▶ _What is being asked_
Find how many lines hold the word "title" and give that number only.
[Begin Dataset]
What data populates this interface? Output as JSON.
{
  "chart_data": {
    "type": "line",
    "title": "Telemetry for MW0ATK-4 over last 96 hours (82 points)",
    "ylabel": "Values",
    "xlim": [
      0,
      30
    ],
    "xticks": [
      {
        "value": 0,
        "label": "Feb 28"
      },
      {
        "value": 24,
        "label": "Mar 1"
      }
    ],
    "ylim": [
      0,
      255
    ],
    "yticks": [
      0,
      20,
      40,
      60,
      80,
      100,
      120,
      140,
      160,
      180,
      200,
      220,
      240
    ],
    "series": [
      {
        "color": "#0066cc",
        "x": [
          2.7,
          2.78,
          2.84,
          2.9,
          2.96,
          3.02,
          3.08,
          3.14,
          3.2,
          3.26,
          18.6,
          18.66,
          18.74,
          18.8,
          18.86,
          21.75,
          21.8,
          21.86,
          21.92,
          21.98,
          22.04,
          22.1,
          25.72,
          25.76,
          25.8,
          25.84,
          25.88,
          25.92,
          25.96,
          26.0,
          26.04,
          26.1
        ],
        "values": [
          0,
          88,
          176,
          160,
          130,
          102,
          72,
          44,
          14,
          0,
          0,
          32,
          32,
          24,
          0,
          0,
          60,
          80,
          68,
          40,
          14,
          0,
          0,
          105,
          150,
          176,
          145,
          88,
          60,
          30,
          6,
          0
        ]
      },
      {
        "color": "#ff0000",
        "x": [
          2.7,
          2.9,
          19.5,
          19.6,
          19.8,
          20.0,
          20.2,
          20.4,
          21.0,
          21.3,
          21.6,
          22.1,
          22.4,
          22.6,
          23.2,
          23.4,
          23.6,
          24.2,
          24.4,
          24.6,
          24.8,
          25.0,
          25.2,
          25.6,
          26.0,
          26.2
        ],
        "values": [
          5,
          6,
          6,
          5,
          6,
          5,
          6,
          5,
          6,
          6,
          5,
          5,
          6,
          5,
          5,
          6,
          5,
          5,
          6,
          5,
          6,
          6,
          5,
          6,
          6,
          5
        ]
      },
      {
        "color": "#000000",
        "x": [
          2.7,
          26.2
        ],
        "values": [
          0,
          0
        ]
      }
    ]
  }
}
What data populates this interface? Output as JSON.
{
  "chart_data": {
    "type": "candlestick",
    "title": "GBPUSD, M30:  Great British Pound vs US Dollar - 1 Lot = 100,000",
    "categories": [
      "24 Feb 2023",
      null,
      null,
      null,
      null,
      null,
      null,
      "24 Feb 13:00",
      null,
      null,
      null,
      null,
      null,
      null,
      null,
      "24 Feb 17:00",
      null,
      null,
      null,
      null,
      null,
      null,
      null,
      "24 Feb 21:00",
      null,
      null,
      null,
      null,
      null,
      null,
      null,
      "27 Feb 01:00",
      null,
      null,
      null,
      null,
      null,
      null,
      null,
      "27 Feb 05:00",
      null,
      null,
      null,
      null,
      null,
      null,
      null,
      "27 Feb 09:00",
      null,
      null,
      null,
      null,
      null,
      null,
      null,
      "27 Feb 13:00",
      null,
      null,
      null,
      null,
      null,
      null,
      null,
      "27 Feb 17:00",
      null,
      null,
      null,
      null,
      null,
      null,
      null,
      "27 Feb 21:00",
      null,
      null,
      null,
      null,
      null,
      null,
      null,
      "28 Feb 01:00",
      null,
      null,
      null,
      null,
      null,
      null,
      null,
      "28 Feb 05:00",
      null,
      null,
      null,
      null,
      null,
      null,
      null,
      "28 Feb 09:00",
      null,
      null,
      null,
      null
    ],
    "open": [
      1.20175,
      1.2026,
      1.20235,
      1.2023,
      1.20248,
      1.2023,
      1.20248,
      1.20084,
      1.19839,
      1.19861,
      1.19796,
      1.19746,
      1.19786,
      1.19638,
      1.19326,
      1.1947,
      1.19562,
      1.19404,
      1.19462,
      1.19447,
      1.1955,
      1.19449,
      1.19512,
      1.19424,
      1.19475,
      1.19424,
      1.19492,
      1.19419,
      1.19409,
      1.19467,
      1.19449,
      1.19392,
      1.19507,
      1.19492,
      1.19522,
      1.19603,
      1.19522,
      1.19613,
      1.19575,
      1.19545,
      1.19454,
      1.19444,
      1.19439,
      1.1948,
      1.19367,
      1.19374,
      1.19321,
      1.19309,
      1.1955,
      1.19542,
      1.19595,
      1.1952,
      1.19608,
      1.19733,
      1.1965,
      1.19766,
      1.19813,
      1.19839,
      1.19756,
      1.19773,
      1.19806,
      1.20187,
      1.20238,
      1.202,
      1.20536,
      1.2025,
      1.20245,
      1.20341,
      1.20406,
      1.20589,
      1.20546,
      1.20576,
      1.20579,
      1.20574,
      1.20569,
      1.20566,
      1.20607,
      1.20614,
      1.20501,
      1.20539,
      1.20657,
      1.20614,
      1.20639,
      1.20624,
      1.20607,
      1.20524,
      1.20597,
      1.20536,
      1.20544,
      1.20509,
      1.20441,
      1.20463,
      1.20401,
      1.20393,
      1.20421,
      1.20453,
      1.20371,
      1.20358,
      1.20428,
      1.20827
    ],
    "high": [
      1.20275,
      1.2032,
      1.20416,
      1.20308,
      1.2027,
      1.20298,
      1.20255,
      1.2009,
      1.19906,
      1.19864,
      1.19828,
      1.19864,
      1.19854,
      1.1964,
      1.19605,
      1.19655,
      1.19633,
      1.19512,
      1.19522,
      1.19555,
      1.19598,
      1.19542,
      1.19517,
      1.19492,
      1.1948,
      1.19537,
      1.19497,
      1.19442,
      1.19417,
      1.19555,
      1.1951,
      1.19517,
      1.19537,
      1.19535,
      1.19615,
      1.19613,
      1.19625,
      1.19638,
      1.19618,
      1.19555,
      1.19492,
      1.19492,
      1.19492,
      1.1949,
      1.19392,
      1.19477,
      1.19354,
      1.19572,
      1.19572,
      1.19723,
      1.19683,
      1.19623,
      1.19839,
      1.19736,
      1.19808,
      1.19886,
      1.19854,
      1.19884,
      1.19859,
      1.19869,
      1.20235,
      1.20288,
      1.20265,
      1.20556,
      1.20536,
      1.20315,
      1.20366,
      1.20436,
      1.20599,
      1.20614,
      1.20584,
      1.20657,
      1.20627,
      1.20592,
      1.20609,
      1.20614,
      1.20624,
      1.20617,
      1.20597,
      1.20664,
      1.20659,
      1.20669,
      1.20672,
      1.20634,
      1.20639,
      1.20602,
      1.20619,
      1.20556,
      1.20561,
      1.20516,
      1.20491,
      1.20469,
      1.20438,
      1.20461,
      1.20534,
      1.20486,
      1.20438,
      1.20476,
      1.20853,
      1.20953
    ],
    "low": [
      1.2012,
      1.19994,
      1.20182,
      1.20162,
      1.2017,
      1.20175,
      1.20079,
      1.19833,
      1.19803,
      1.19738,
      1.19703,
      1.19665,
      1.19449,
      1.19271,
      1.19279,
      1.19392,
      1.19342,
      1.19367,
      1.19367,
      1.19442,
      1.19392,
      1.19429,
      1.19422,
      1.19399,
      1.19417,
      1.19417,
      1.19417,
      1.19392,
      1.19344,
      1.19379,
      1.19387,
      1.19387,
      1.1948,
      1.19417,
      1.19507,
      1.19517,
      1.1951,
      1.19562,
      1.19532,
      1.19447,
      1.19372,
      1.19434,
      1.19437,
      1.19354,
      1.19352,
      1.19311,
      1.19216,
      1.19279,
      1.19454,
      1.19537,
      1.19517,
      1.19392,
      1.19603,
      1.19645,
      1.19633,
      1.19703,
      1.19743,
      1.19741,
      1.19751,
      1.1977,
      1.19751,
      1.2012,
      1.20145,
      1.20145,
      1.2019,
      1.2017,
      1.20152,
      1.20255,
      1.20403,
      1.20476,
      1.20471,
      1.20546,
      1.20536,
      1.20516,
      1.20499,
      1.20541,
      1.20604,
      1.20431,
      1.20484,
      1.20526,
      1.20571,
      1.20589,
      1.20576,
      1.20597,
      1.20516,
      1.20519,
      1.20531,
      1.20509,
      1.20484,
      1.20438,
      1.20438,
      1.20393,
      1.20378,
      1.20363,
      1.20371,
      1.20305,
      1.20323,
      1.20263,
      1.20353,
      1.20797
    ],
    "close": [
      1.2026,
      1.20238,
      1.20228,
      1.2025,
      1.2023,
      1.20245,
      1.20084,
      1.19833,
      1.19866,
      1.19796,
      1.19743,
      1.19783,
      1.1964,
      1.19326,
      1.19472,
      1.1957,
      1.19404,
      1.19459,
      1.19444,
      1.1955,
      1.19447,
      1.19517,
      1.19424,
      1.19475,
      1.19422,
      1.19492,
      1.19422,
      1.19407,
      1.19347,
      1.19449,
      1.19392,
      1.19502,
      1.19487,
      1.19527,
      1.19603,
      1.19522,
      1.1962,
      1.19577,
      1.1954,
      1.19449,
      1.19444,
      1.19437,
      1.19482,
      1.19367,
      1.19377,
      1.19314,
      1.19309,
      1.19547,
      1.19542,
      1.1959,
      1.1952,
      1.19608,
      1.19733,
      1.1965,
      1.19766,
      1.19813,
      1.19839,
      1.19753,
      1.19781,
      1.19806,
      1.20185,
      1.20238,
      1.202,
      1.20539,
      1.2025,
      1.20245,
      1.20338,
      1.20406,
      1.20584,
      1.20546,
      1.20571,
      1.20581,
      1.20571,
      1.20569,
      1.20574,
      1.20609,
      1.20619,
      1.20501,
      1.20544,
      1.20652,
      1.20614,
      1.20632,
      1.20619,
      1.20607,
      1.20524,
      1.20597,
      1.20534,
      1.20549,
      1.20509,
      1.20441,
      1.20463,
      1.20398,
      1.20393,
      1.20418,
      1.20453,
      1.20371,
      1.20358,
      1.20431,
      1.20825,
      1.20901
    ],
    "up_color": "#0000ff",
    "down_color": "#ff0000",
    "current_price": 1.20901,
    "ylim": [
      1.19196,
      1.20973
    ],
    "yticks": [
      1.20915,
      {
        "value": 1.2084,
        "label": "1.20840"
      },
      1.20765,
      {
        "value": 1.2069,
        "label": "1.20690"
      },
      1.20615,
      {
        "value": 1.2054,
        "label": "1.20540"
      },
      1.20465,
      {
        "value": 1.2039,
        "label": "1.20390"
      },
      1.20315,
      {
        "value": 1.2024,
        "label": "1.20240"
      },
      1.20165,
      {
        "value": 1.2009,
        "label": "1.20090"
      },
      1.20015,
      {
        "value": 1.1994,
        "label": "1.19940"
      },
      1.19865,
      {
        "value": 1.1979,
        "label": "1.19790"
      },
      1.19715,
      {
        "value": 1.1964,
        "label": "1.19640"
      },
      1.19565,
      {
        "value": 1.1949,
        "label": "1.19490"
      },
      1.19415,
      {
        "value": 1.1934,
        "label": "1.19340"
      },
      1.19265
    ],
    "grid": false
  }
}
[End Dataset]
▶ _Answer below_
2